What to produce - Repeat everything in the material exactly.
---
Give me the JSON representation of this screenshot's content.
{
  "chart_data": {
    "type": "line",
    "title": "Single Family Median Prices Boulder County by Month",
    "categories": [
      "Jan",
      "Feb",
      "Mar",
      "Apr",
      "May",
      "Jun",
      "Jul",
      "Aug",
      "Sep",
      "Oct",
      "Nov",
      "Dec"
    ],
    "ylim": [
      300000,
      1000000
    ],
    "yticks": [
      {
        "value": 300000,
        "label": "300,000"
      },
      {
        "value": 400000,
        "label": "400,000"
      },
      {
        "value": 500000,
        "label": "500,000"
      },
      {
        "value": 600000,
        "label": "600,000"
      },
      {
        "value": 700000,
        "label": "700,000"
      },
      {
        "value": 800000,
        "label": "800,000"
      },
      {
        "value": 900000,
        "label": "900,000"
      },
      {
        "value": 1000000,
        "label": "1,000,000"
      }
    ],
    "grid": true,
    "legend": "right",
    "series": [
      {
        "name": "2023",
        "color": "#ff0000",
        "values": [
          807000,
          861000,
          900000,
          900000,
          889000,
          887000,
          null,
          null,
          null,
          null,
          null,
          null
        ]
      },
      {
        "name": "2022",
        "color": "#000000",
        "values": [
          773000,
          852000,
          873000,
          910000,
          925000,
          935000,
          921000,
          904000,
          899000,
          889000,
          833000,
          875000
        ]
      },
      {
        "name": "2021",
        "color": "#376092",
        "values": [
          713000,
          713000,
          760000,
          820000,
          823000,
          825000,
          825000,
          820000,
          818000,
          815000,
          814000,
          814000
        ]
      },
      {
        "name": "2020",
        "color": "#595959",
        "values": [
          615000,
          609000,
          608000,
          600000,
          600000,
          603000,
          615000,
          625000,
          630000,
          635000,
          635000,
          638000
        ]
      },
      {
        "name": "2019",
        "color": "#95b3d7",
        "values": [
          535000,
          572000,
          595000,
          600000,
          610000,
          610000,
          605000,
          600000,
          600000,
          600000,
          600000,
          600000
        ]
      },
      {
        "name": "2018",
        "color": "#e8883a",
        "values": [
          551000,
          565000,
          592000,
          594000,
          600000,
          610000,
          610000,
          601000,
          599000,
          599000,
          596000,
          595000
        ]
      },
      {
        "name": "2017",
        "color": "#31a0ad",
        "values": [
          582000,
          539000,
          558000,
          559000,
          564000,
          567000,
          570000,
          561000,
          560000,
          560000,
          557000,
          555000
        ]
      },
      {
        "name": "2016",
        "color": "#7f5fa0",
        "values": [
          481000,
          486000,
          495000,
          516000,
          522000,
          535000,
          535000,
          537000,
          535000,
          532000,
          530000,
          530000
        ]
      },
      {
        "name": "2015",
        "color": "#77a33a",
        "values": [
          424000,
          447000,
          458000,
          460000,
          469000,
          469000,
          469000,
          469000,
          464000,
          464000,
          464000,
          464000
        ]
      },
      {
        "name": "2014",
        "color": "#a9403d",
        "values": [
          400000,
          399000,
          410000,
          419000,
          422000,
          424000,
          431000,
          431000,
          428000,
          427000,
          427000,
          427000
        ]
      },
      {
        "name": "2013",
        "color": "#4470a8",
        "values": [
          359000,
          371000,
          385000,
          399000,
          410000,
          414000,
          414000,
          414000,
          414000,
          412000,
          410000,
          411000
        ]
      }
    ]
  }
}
---
Answer -
Give me the JSON representation of this screenshot's content.
{
  "chart_data": {
    "type": "line",
    "title": "Single Family Median Prices Boulder County by Month",
    "categories": [
      "Jan",
      "Feb",
      "Mar",
      "Apr",
      "May",
      "Jun",
      "Jul",
      "Aug",
      "Sep",
      "Oct",
      "Nov",
      "Dec"
    ],
    "ylim": [
      300000,
      1000000
    ],
    "yticks": [
      {
        "value": 300000,
        "label": "300,000"
      },
      {
        "value": 400000,
        "label": "400,000"
      },
      {
        "value": 500000,
        "label": "500,000"
      },
      {
        "value": 600000,
        "label": "600,000"
      },
      {
        "value": 700000,
        "label": "700,000"
      },
      {
        "value": 800000,
        "label": "800,000"
      },
      {
        "value": 900000,
        "label": "900,000"
      },
      {
        "value": 1000000,
        "label": "1,000,000"
      }
    ],
    "grid": true,
    "legend": "right",
    "series": [
      {
        "name": "2023",
        "color": "#ff0000",
        "values": [
          807000,
          861000,
          900000,
          900000,
          889000,
          887000,
          null,
          null,
          null,
          null,
          null,
          null
        ]
      },
      {
        "name": "2022",
        "color": "#000000",
        "values": [
          773000,
          852000,
          873000,
          910000,
          925000,
          935000,
          921000,
          904000,
          899000,
          889000,
          833000,
          875000
        ]
      },
      {
        "name": "2021",
        "color": "#376092",
        "values": [
          713000,
          713000,
          760000,
          820000,
          823000,
          825000,
          825000,
          820000,
          818000,
          815000,
          814000,
          814000
        ]
      },
      {
        "name": "2020",
        "color": "#595959",
        "values": [
          615000,
          609000,
          608000,
          600000,
          600000,
          603000,
          615000,
          625000,
          630000,
          635000,
          635000,
          638000
        ]
      },
      {
        "name": "2019",
        "color": "#95b3d7",
        "values": [
          535000,
          572000,
          595000,
          600000,
          610000,
          610000,
          605000,
          600000,
          600000,
          600000,
          600000,
          600000
        ]
      },
      {
        "name": "2018",
        "color": "#e8883a",
        "values": [
          551000,
          565000,
          592000,
          594000,
          600000,
          610000,
          610000,
          601000,
          599000,
          599000,
          596000,
          595000
        ]
      },
      {
        "name": "2017",
        "color": "#31a0ad",
        "values": [
          582000,
          539000,
          558000,
          559000,
          564000,
          567000,
          570000,
          561000,
          560000,
          560000,
          557000,
          555000
        ]
      },
      {
        "name": "2016",
        "color": "#7f5fa0",
        "values": [
          481000,
          486000,
          495000,
          516000,
          522000,
          535000,
          535000,
          537000,
          535000,
          532000,
          530000,
          530000
        ]
      },
      {
        "name": "2015",
        "color": "#77a33a",
        "values": [
          424000,
          447000,
          458000,
          460000,
          469000,
          469000,
          469000,
          469000,
          464000,
          464000,
          464000,
          464000
        ]
      },
      {
        "name": "2014",
        "color": "#a9403d",
        "values": [
          400000,
          399000,
          410000,
          419000,
          422000,
          424000,
          431000,
          431000,
          428000,
          427000,
          427000,
          427000
        ]
      },
      {
        "name": "2013",
        "color": "#4470a8",
        "values": [
          359000,
          371000,
          385000,
          399000,
          410000,
          414000,
          414000,
          414000,
          414000,
          412000,
          410000,
          411000
        ]
      }
    ]
  }
}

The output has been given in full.